*DIRECTIONS FOR THIS TASK*.
Scan the entries below. List each line with "name".

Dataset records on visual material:
::::::::

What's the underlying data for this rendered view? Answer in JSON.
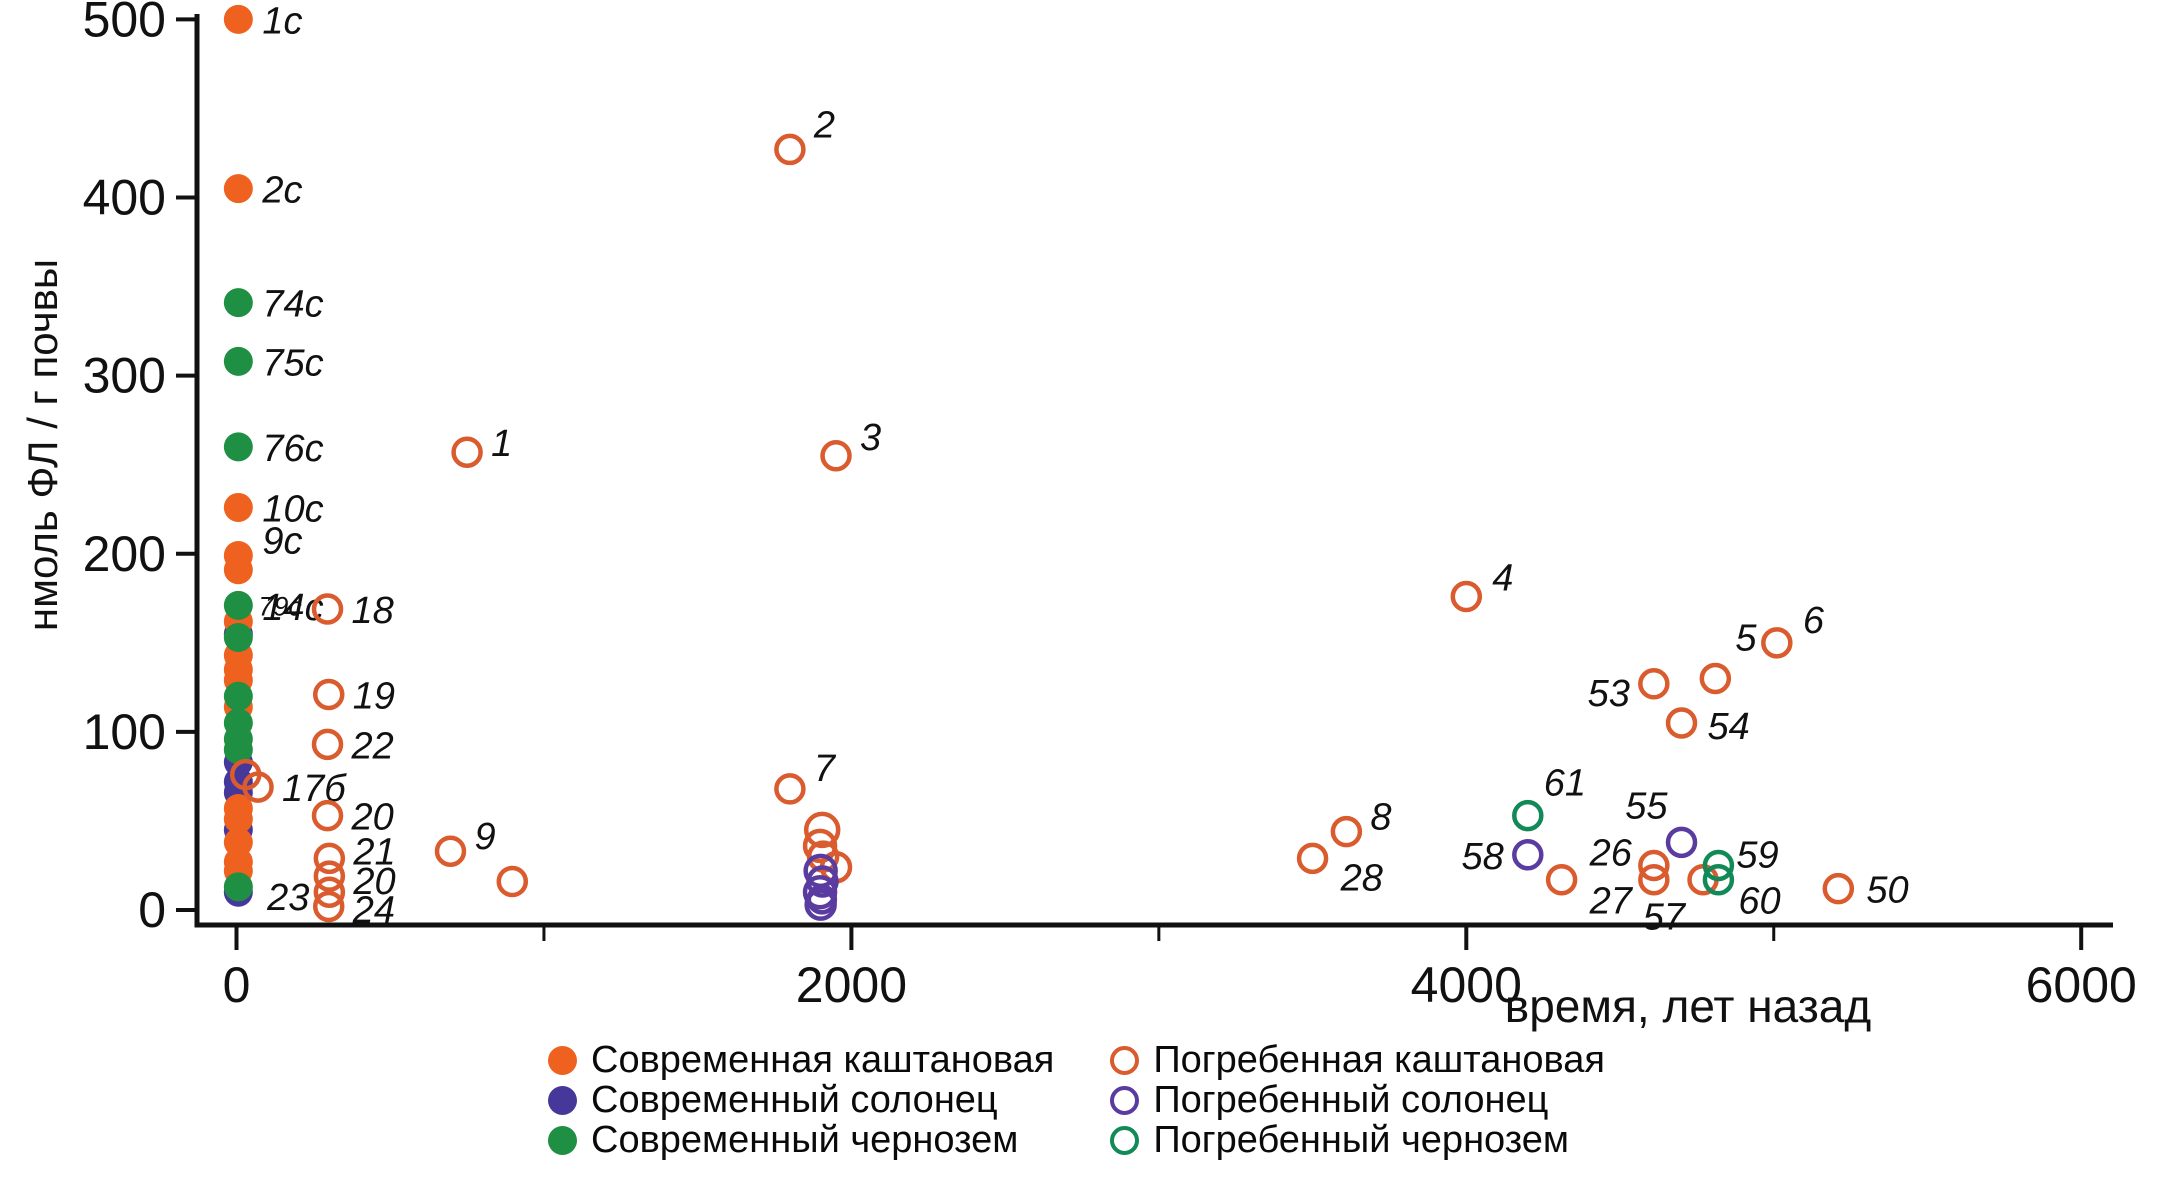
{
  "chart_data": {
    "type": "scatter",
    "title": "",
    "xlabel": "время, лет назад",
    "ylabel": "нмоль ФЛ / г почвы",
    "xlim": [
      0,
      6000
    ],
    "ylim": [
      0,
      500
    ],
    "grid": false,
    "x_ticks": [
      0,
      2000,
      4000,
      6000
    ],
    "x_minor_ticks": [
      1000,
      3000,
      5000
    ],
    "y_ticks": [
      0,
      100,
      200,
      300,
      400,
      500
    ],
    "legend_position": "bottom",
    "series": [
      {
        "name": "Современный солонец",
        "marker": "filled",
        "color": "#46379B",
        "points": [
          {
            "x": 6,
            "y": 155
          },
          {
            "x": 6,
            "y": 83
          },
          {
            "x": 6,
            "y": 72
          },
          {
            "x": 6,
            "y": 66
          },
          {
            "x": 6,
            "y": 45
          },
          {
            "x": 6,
            "y": 10
          }
        ]
      },
      {
        "name": "Современная каштановая",
        "marker": "filled",
        "color": "#EE611F",
        "points": [
          {
            "x": 6,
            "y": 500,
            "l": "1c"
          },
          {
            "x": 6,
            "y": 405,
            "l": "2c"
          },
          {
            "x": 6,
            "y": 226,
            "l": "10c"
          },
          {
            "x": 6,
            "y": 199,
            "l": "9c",
            "dy": -2
          },
          {
            "x": 6,
            "y": 191,
            "l": "14c",
            "dy": 50
          },
          {
            "x": 6,
            "y": 162
          },
          {
            "x": 6,
            "y": 143
          },
          {
            "x": 6,
            "y": 135
          },
          {
            "x": 6,
            "y": 129
          },
          {
            "x": 6,
            "y": 114
          },
          {
            "x": 6,
            "y": 57
          },
          {
            "x": 6,
            "y": 51
          },
          {
            "x": 6,
            "y": 38
          },
          {
            "x": 6,
            "y": 27
          },
          {
            "x": 6,
            "y": 22
          }
        ]
      },
      {
        "name": "Современный чернозем",
        "marker": "filled",
        "color": "#1F8F44",
        "points": [
          {
            "x": 6,
            "y": 341,
            "l": "74c"
          },
          {
            "x": 6,
            "y": 308,
            "l": "75c"
          },
          {
            "x": 6,
            "y": 260,
            "l": "76c"
          },
          {
            "x": 6,
            "y": 171,
            "l": "79c",
            "fs": 27,
            "dx": 20,
            "dy": 10
          },
          {
            "x": 6,
            "y": 153
          },
          {
            "x": 6,
            "y": 120
          },
          {
            "x": 6,
            "y": 105
          },
          {
            "x": 6,
            "y": 96
          },
          {
            "x": 6,
            "y": 90
          },
          {
            "x": 6,
            "y": 13
          }
        ]
      },
      {
        "name": "Погребенная каштановая",
        "marker": "open",
        "color": "#D95B2E",
        "points": [
          {
            "x": 30,
            "y": 76
          },
          {
            "x": 70,
            "y": 69,
            "l": "17б"
          },
          {
            "x": 296,
            "y": 169,
            "l": "18"
          },
          {
            "x": 300,
            "y": 121,
            "l": "19"
          },
          {
            "x": 296,
            "y": 93,
            "l": "22"
          },
          {
            "x": 296,
            "y": 53,
            "l": "20"
          },
          {
            "x": 302,
            "y": 29,
            "l": "21",
            "dy": 6
          },
          {
            "x": 302,
            "y": 19,
            "l": "20",
            "dy": 18
          },
          {
            "x": 302,
            "y": 10,
            "l": "23",
            "a": "e",
            "dx": -20,
            "dy": 18
          },
          {
            "x": 300,
            "y": 2,
            "l": "24",
            "dy": 16
          },
          {
            "x": 750,
            "y": 257,
            "l": "1",
            "dy": 4
          },
          {
            "x": 696,
            "y": 33,
            "l": "9",
            "dy": -2
          },
          {
            "x": 897,
            "y": 16
          },
          {
            "x": 1800,
            "y": 427,
            "l": "2",
            "dy": -12
          },
          {
            "x": 1950,
            "y": 255,
            "l": "3",
            "dy": -6
          },
          {
            "x": 1800,
            "y": 68,
            "l": "7",
            "dy": -8
          },
          {
            "x": 1905,
            "y": 45,
            "r": 16
          },
          {
            "x": 1898,
            "y": 36,
            "r": 15
          },
          {
            "x": 1908,
            "y": 30,
            "r": 14
          },
          {
            "x": 1950,
            "y": 24,
            "r": 14
          },
          {
            "x": 3610,
            "y": 44,
            "l": "8",
            "dy": -2
          },
          {
            "x": 3500,
            "y": 29,
            "l": "28",
            "dx": 28,
            "dy": 32
          },
          {
            "x": 4310,
            "y": 17
          },
          {
            "x": 4000,
            "y": 176,
            "l": "4",
            "dx": 26,
            "dy": -6
          },
          {
            "x": 4610,
            "y": 127,
            "l": "53",
            "a": "e",
            "dx": -24,
            "dy": 22
          },
          {
            "x": 4810,
            "y": 130,
            "l": "5",
            "dx": 20,
            "dy": -28
          },
          {
            "x": 5010,
            "y": 150,
            "l": "6",
            "dx": 26,
            "dy": -10
          },
          {
            "x": 4700,
            "y": 105,
            "l": "54",
            "dx": 26,
            "dy": 16
          },
          {
            "x": 4610,
            "y": 25,
            "l": "26",
            "a": "e",
            "dx": -22,
            "dy": 0
          },
          {
            "x": 4610,
            "y": 17,
            "l": "27",
            "a": "e",
            "dx": -22,
            "dy": 34
          },
          {
            "x": 4770,
            "y": 17,
            "l": "57",
            "a": "e",
            "dx": -18,
            "dy": 50
          },
          {
            "x": 5210,
            "y": 12,
            "l": "50",
            "dx": 28,
            "dy": 14
          }
        ]
      },
      {
        "name": "Погребенный солонец",
        "marker": "open",
        "color": "#5A3CA0",
        "points": [
          {
            "x": 1900,
            "y": 22,
            "r": 15
          },
          {
            "x": 1906,
            "y": 16,
            "r": 14
          },
          {
            "x": 1898,
            "y": 10,
            "r": 15
          },
          {
            "x": 1904,
            "y": 6,
            "r": 13
          },
          {
            "x": 1900,
            "y": 3,
            "r": 14
          },
          {
            "x": 4200,
            "y": 31,
            "l": "58",
            "a": "e",
            "dx": -24,
            "dy": 14
          },
          {
            "x": 4700,
            "y": 38,
            "l": "55",
            "a": "e",
            "dx": -14,
            "dy": -24
          }
        ]
      },
      {
        "name": "Погребенный чернозем",
        "marker": "open",
        "color": "#128A58",
        "points": [
          {
            "x": 4200,
            "y": 53,
            "l": "61",
            "dx": 16,
            "dy": -20
          },
          {
            "x": 4820,
            "y": 25,
            "l": "59",
            "dx": 18,
            "dy": 2
          },
          {
            "x": 4820,
            "y": 17,
            "l": "60",
            "dx": 20,
            "dy": 34
          }
        ]
      }
    ]
  },
  "legend": {
    "items": [
      {
        "label": "Современная каштановая",
        "marker": "filled",
        "color": "#EE611F"
      },
      {
        "label": "Современный солонец",
        "marker": "filled",
        "color": "#46379B"
      },
      {
        "label": "Современный чернозем",
        "marker": "filled",
        "color": "#1F8F44"
      },
      {
        "label": "Погребенная каштановая",
        "marker": "open",
        "color": "#D95B2E"
      },
      {
        "label": "Погребенный солонец",
        "marker": "open",
        "color": "#5A3CA0"
      },
      {
        "label": "Погребенный чернозем",
        "marker": "open",
        "color": "#128A58"
      }
    ]
  },
  "colors": {
    "axis": "#111111",
    "background": "#ffffff"
  }
}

::::::::

*TASK SOLUTION*.
        "name": "Современный солонец",
        "name": "Современная каштановая",
        "name": "Современный чернозем",
        "name": "Погребенная каштановая",
        "name": "Погребенный солонец",
        "name": "Погребенный чернозем",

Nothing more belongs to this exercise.